WRITTEN EXERCISE: Write out the listing below line for line, keeping every character unchanged.

=== DATASET RECORDS ===

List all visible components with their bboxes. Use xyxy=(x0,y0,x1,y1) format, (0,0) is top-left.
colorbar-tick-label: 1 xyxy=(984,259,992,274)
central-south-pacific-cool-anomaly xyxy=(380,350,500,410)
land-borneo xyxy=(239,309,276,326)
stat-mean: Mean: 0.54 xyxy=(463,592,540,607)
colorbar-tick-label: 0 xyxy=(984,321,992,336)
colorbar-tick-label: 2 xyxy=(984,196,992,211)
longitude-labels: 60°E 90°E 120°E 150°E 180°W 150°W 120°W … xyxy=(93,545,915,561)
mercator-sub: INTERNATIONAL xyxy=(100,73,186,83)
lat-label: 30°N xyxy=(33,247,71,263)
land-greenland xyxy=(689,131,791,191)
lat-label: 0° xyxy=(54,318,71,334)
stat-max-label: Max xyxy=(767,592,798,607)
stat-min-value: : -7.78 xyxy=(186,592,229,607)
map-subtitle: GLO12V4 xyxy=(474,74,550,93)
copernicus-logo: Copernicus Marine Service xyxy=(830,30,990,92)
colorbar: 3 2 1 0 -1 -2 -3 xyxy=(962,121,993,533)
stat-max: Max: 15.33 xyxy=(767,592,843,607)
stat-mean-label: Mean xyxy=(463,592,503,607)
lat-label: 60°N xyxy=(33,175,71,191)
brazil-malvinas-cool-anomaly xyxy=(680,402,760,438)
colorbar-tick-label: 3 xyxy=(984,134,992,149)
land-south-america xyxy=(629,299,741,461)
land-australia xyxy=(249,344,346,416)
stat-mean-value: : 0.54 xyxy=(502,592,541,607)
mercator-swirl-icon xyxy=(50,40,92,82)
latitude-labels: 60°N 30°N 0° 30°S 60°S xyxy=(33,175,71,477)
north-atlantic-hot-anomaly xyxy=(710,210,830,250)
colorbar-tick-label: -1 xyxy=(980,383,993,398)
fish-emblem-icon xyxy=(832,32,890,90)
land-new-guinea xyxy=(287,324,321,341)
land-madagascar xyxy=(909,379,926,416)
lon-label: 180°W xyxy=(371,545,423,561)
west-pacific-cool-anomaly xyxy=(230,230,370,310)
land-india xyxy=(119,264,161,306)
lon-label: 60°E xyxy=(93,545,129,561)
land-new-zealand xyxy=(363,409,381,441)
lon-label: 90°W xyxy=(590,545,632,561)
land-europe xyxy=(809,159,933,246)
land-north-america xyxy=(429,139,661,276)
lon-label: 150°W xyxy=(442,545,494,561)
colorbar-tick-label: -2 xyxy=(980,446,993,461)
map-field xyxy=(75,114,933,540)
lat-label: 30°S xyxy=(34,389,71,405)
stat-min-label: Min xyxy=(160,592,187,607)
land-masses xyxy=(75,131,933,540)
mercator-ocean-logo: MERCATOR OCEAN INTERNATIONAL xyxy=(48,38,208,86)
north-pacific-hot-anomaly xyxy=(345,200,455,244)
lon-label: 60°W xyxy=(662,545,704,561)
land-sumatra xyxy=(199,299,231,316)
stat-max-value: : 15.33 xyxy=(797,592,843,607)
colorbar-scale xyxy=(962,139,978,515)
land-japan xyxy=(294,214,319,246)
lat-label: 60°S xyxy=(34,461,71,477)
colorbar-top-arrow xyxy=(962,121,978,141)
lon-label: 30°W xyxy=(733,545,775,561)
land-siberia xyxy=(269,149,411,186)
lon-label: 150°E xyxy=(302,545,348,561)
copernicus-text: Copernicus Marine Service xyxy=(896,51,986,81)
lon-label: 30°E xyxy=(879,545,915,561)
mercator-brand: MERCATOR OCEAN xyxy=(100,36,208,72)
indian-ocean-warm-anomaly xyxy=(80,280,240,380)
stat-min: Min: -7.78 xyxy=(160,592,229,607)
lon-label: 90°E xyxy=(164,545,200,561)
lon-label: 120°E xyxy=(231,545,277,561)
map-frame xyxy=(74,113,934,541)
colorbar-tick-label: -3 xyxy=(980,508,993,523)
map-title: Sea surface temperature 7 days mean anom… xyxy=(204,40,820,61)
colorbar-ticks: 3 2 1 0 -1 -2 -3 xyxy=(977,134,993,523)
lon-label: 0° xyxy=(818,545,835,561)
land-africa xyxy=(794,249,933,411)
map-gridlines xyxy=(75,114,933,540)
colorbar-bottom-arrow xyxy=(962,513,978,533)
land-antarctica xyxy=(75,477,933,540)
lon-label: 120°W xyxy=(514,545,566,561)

===

SOLUTION TO THIS EXERCISE:
List all visible components with their bboxes. Use xyxy=(x0,y0,x1,y1) format, (0,0) is top-left.
colorbar-tick-label: 1 xyxy=(984,259,992,274)
central-south-pacific-cool-anomaly xyxy=(380,350,500,410)
land-borneo xyxy=(239,309,276,326)
stat-mean: Mean: 0.54 xyxy=(463,592,540,607)
colorbar-tick-label: 0 xyxy=(984,321,992,336)
colorbar-tick-label: 2 xyxy=(984,196,992,211)
longitude-labels: 60°E 90°E 120°E 150°E 180°W 150°W 120°W … xyxy=(93,545,915,561)
mercator-sub: INTERNATIONAL xyxy=(100,73,186,83)
lat-label: 30°N xyxy=(33,247,71,263)
land-greenland xyxy=(689,131,791,191)
lat-label: 0° xyxy=(54,318,71,334)
stat-max-label: Max xyxy=(767,592,798,607)
stat-min-value: : -7.78 xyxy=(186,592,229,607)
map-subtitle: GLO12V4 xyxy=(474,74,550,93)
copernicus-logo: Copernicus Marine Service xyxy=(830,30,990,92)
colorbar: 3 2 1 0 -1 -2 -3 xyxy=(962,121,993,533)
stat-max: Max: 15.33 xyxy=(767,592,843,607)
stat-mean-label: Mean xyxy=(463,592,503,607)
lat-label: 60°N xyxy=(33,175,71,191)
brazil-malvinas-cool-anomaly xyxy=(680,402,760,438)
colorbar-tick-label: 3 xyxy=(984,134,992,149)
land-south-america xyxy=(629,299,741,461)
land-australia xyxy=(249,344,346,416)
stat-mean-value: : 0.54 xyxy=(502,592,541,607)
mercator-swirl-icon xyxy=(50,40,92,82)
latitude-labels: 60°N 30°N 0° 30°S 60°S xyxy=(33,175,71,477)
north-atlantic-hot-anomaly xyxy=(710,210,830,250)
colorbar-tick-label: -1 xyxy=(980,383,993,398)
fish-emblem-icon xyxy=(832,32,890,90)
land-new-guinea xyxy=(287,324,321,341)
land-madagascar xyxy=(909,379,926,416)
lon-label: 180°W xyxy=(371,545,423,561)
west-pacific-cool-anomaly xyxy=(230,230,370,310)
land-india xyxy=(119,264,161,306)
lon-label: 60°E xyxy=(93,545,129,561)
land-new-zealand xyxy=(363,409,381,441)
lon-label: 90°W xyxy=(590,545,632,561)
land-europe xyxy=(809,159,933,246)
land-north-america xyxy=(429,139,661,276)
lon-label: 150°W xyxy=(442,545,494,561)
colorbar-tick-label: -2 xyxy=(980,446,993,461)
map-field xyxy=(75,114,933,540)
lat-label: 30°S xyxy=(34,389,71,405)
stat-min-label: Min xyxy=(160,592,187,607)
land-masses xyxy=(75,131,933,540)
mercator-ocean-logo: MERCATOR OCEAN INTERNATIONAL xyxy=(48,38,208,86)
north-pacific-hot-anomaly xyxy=(345,200,455,244)
lon-label: 60°W xyxy=(662,545,704,561)
land-sumatra xyxy=(199,299,231,316)
stat-max-value: : 15.33 xyxy=(797,592,843,607)
colorbar-scale xyxy=(962,139,978,515)
land-japan xyxy=(294,214,319,246)
lat-label: 60°S xyxy=(34,461,71,477)
colorbar-top-arrow xyxy=(962,121,978,141)
lon-label: 30°W xyxy=(733,545,775,561)
land-siberia xyxy=(269,149,411,186)
lon-label: 150°E xyxy=(302,545,348,561)
copernicus-text: Copernicus Marine Service xyxy=(896,51,986,81)
lon-label: 30°E xyxy=(879,545,915,561)
mercator-brand: MERCATOR OCEAN xyxy=(100,36,208,72)
indian-ocean-warm-anomaly xyxy=(80,280,240,380)
stat-min: Min: -7.78 xyxy=(160,592,229,607)
lon-label: 90°E xyxy=(164,545,200,561)
lon-label: 120°E xyxy=(231,545,277,561)
map-frame xyxy=(74,113,934,541)
colorbar-tick-label: -3 xyxy=(980,508,993,523)
map-title: Sea surface temperature 7 days mean anom… xyxy=(204,40,820,61)
colorbar-ticks: 3 2 1 0 -1 -2 -3 xyxy=(977,134,993,523)
lon-label: 0° xyxy=(818,545,835,561)
land-africa xyxy=(794,249,933,411)
map-gridlines xyxy=(75,114,933,540)
colorbar-bottom-arrow xyxy=(962,513,978,533)
land-antarctica xyxy=(75,477,933,540)
lon-label: 120°W xyxy=(514,545,566,561)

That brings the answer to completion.